» Aim
Give back each entry unchanged, minus pictures.

» Dataset excerpts

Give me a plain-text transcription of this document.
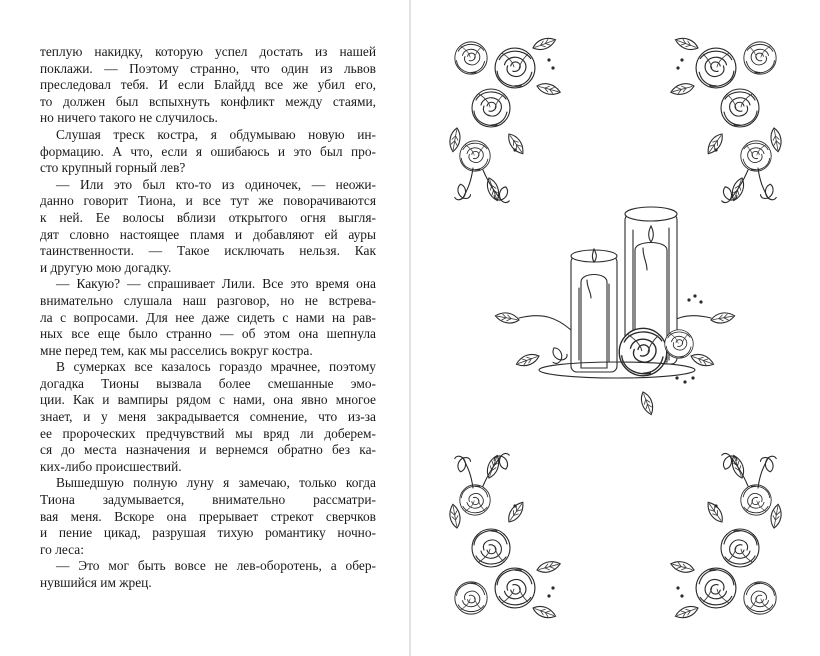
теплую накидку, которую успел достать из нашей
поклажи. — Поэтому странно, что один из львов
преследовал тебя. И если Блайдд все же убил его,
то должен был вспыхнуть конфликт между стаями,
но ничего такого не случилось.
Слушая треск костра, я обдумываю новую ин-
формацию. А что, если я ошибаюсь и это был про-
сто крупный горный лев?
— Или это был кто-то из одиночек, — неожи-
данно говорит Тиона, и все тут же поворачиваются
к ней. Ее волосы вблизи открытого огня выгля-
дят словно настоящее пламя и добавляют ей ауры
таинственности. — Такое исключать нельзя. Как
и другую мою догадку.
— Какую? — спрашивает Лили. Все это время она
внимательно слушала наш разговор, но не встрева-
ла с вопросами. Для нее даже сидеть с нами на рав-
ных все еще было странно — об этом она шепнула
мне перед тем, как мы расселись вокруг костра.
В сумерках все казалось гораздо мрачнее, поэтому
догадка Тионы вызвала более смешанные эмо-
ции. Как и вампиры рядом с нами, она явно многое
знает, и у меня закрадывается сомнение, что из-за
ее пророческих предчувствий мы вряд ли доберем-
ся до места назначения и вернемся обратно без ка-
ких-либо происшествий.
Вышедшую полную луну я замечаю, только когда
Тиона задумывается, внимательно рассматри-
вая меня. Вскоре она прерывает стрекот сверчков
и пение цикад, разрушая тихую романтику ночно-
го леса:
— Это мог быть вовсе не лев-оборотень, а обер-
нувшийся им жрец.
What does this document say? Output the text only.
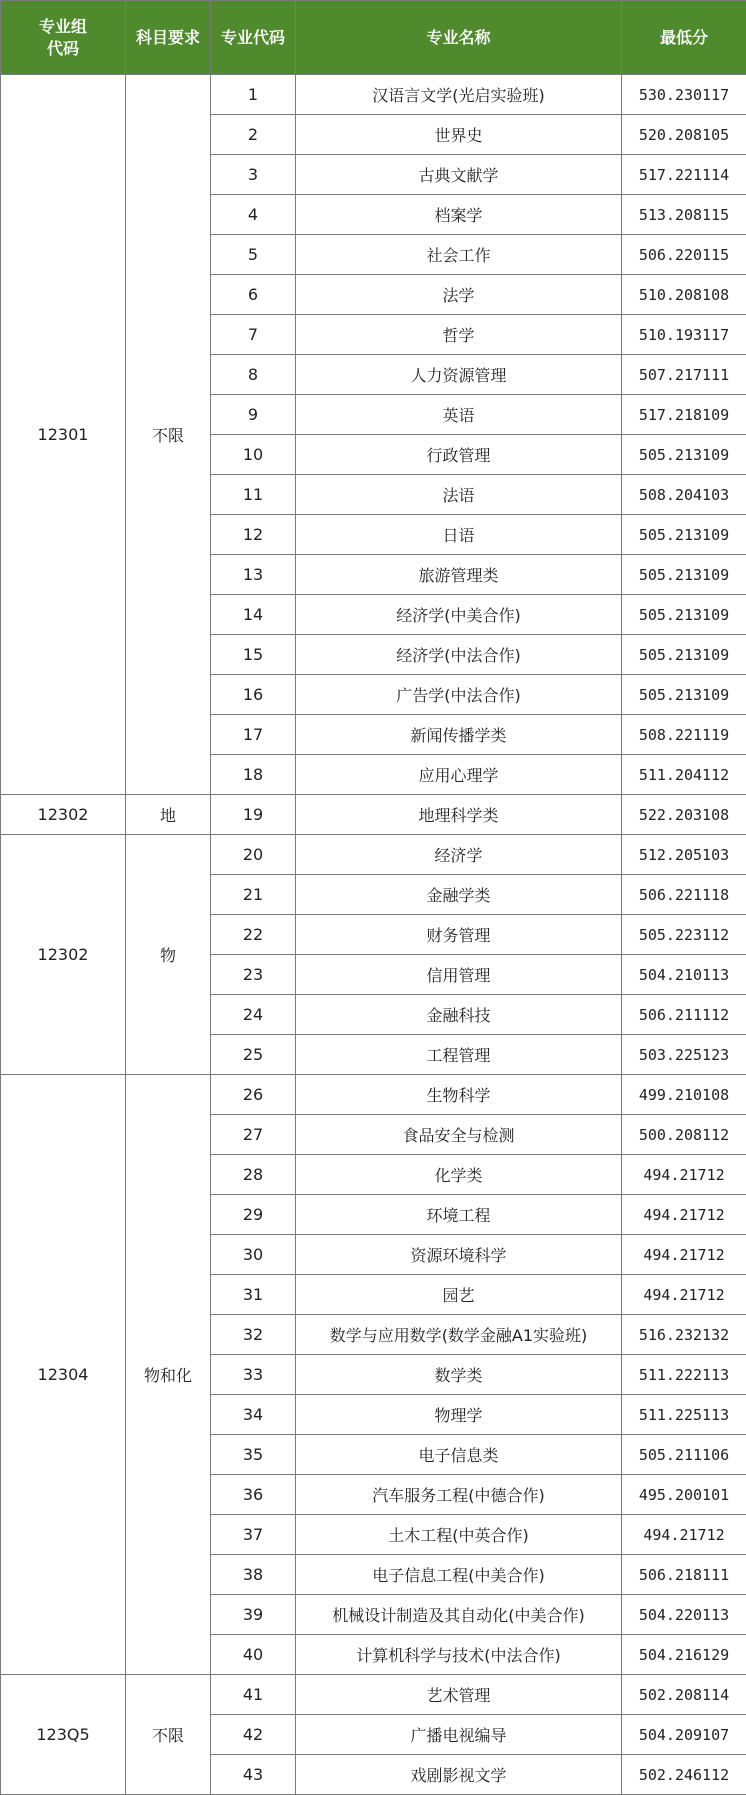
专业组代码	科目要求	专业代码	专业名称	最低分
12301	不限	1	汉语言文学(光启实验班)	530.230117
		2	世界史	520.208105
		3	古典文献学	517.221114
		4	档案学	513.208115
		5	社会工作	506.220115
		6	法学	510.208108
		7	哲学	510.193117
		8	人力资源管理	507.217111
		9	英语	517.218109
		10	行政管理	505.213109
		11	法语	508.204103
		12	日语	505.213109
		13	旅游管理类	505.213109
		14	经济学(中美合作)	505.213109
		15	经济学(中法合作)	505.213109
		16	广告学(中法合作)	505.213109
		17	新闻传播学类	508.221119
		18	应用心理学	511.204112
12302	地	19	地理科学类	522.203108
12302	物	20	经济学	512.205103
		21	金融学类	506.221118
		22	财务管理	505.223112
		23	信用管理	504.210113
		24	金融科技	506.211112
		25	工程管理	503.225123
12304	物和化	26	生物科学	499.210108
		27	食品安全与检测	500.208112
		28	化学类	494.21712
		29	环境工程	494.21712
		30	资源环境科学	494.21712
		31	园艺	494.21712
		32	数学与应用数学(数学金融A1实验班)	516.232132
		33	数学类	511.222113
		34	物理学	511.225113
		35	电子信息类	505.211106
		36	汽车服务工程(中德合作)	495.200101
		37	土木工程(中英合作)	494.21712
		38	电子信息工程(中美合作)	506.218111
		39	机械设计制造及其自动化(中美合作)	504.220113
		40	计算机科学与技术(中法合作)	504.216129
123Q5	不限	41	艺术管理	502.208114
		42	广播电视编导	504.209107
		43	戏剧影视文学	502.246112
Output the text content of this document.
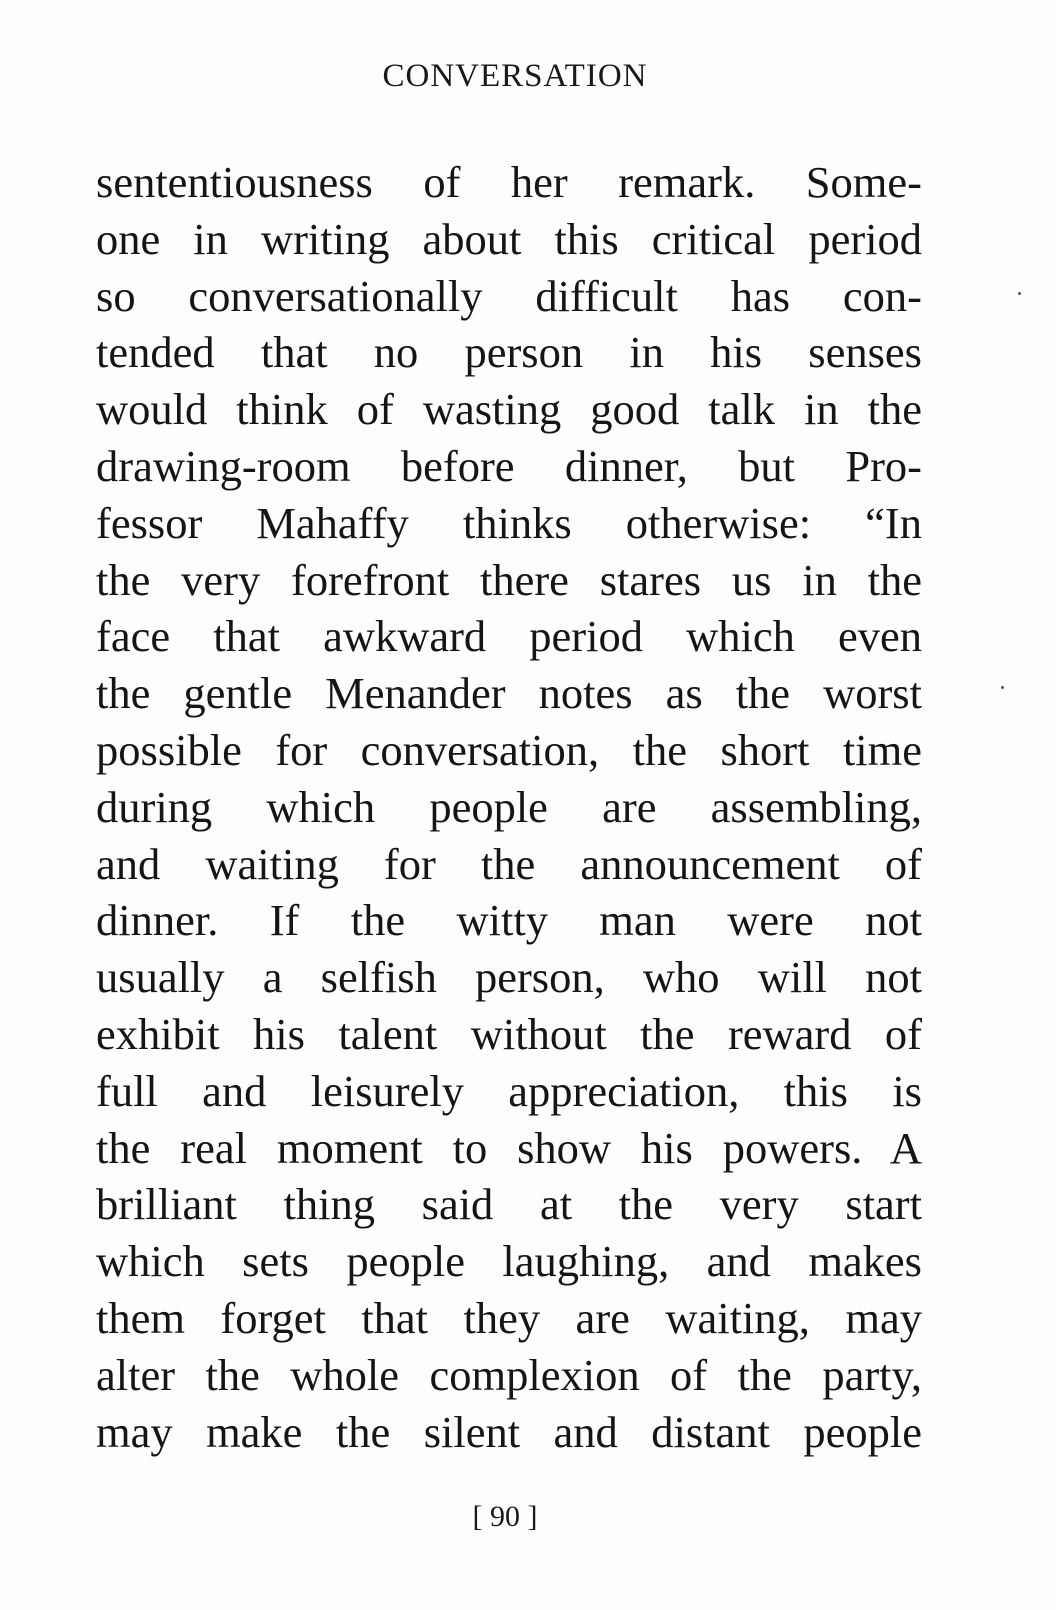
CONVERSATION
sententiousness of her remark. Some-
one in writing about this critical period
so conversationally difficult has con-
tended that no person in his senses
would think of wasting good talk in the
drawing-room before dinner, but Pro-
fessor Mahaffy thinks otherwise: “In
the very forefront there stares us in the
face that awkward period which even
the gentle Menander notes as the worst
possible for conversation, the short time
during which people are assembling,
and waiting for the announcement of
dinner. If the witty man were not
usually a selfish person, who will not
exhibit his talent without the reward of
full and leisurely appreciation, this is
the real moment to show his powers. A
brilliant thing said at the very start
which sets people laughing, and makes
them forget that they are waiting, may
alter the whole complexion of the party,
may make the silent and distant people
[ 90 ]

» Task solution
Give me a plain-text transcription of this document.
теплую накидку, которую успел достать из нашей
поклажи. — Поэтому странно, что один из львов
преследовал тебя. И если Блайдд все же убил его,
то должен был вспыхнуть конфликт между стаями,
но ничего такого не случилось.
Слушая треск костра, я обдумываю новую ин-
формацию. А что, если я ошибаюсь и это был про-
сто крупный горный лев?
— Или это был кто-то из одиночек, — неожи-
данно говорит Тиона, и все тут же поворачиваются
к ней. Ее волосы вблизи открытого огня выгля-
дят словно настоящее пламя и добавляют ей ауры
таинственности. — Такое исключать нельзя. Как
и другую мою догадку.
— Какую? — спрашивает Лили. Все это время она
внимательно слушала наш разговор, но не встрева-
ла с вопросами. Для нее даже сидеть с нами на рав-
ных все еще было странно — об этом она шепнула
мне перед тем, как мы расселись вокруг костра.
В сумерках все казалось гораздо мрачнее, поэтому
догадка Тионы вызвала более смешанные эмо-
ции. Как и вампиры рядом с нами, она явно многое
знает, и у меня закрадывается сомнение, что из-за
ее пророческих предчувствий мы вряд ли доберем-
ся до места назначения и вернемся обратно без ка-
ких-либо происшествий.
Вышедшую полную луну я замечаю, только когда
Тиона задумывается, внимательно рассматри-
вая меня. Вскоре она прерывает стрекот сверчков
и пение цикад, разрушая тихую романтику ночно-
го леса:
— Это мог быть вовсе не лев-оборотень, а обер-
нувшийся им жрец.
What does this document say? Output the text only.
专业组代码	科目要求	专业代码	专业名称	最低分
12301	不限	1	汉语言文学(光启实验班)	530.230117
		2	世界史	520.208105
		3	古典文献学	517.221114
		4	档案学	513.208115
		5	社会工作	506.220115
		6	法学	510.208108
		7	哲学	510.193117
		8	人力资源管理	507.217111
		9	英语	517.218109
		10	行政管理	505.213109
		11	法语	508.204103
		12	日语	505.213109
		13	旅游管理类	505.213109
		14	经济学(中美合作)	505.213109
		15	经济学(中法合作)	505.213109
		16	广告学(中法合作)	505.213109
		17	新闻传播学类	508.221119
		18	应用心理学	511.204112
12302	地	19	地理科学类	522.203108
12302	物	20	经济学	512.205103
		21	金融学类	506.221118
		22	财务管理	505.223112
		23	信用管理	504.210113
		24	金融科技	506.211112
		25	工程管理	503.225123
12304	物和化	26	生物科学	499.210108
		27	食品安全与检测	500.208112
		28	化学类	494.21712
		29	环境工程	494.21712
		30	资源环境科学	494.21712
		31	园艺	494.21712
		32	数学与应用数学(数学金融A1实验班)	516.232132
		33	数学类	511.222113
		34	物理学	511.225113
		35	电子信息类	505.211106
		36	汽车服务工程(中德合作)	495.200101
		37	土木工程(中英合作)	494.21712
		38	电子信息工程(中美合作)	506.218111
		39	机械设计制造及其自动化(中美合作)	504.220113
		40	计算机科学与技术(中法合作)	504.216129
123Q5	不限	41	艺术管理	502.208114
		42	广播电视编导	504.209107
		43	戏剧影视文学	502.246112
Output the text content of this document.
CONVERSATION
sententiousness of her remark. Some-
one in writing about this critical period
so conversationally difficult has con-
tended that no person in his senses
would think of wasting good talk in the
drawing-room before dinner, but Pro-
fessor Mahaffy thinks otherwise: “In
the very forefront there stares us in the
face that awkward period which even
the gentle Menander notes as the worst
possible for conversation, the short time
during which people are assembling,
and waiting for the announcement of
dinner. If the witty man were not
usually a selfish person, who will not
exhibit his talent without the reward of
full and leisurely appreciation, this is
the real moment to show his powers. A
brilliant thing said at the very start
which sets people laughing, and makes
them forget that they are waiting, may
alter the whole complexion of the party,
may make the silent and distant people
[ 90 ]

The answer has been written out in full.